* [BRIEF]: Only lines holding the word "WEEKLY" should be copied from the material.

********

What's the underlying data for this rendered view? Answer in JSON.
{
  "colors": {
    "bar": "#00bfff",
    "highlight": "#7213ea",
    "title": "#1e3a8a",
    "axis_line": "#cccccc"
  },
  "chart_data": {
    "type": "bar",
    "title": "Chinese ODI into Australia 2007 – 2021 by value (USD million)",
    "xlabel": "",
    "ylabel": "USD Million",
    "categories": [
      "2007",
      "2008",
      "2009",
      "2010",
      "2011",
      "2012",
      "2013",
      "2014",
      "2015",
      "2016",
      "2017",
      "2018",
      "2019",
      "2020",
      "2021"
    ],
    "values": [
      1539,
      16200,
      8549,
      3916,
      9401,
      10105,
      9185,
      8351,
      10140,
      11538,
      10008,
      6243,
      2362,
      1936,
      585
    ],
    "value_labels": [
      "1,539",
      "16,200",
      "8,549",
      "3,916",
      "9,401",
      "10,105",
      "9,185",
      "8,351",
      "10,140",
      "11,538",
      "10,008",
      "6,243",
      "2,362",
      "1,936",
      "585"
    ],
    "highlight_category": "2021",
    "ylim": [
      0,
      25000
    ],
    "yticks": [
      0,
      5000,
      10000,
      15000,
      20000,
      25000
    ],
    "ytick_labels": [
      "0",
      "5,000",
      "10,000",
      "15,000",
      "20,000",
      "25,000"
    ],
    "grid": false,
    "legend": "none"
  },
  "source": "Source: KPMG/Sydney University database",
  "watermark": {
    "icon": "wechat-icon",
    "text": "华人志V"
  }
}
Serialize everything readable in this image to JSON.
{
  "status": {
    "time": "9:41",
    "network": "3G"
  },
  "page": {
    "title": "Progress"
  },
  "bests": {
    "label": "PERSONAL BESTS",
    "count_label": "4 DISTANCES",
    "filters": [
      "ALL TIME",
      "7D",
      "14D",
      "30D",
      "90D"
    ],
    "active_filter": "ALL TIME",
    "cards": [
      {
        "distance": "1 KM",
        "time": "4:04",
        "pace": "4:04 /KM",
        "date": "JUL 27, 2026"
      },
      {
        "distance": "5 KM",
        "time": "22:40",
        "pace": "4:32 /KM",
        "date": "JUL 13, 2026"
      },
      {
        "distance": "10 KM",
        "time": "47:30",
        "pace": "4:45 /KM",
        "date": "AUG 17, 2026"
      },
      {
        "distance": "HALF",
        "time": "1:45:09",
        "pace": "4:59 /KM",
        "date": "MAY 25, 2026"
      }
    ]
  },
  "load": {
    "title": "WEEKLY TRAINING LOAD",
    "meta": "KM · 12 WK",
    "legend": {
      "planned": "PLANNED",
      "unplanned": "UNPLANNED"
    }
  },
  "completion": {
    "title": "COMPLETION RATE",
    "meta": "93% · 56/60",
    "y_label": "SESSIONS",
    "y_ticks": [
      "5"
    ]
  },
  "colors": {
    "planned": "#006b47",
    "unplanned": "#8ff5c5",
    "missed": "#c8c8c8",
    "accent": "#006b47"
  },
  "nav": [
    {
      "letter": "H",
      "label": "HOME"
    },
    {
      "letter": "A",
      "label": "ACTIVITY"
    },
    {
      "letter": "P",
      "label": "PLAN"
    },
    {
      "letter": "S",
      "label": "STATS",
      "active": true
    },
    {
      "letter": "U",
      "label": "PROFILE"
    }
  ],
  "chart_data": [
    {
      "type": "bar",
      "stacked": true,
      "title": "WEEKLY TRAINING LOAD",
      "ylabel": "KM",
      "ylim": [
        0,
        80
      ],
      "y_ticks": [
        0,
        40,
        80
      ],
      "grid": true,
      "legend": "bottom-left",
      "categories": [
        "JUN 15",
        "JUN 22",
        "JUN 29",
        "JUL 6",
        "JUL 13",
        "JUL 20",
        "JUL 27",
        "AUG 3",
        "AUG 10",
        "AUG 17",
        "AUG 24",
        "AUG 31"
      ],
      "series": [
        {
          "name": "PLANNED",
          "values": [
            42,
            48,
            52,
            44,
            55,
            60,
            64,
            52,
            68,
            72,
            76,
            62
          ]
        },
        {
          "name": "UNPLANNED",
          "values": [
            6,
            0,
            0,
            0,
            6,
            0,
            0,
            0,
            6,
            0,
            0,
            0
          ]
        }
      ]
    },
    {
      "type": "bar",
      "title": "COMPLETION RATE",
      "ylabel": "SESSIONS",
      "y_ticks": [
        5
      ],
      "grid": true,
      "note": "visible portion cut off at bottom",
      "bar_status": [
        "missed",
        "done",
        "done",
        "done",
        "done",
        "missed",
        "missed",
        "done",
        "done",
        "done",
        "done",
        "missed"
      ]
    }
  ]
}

********

* [THE COMPLETED TASK]:
    "title": "WEEKLY TRAINING LOAD",
      "title": "WEEKLY TRAINING LOAD",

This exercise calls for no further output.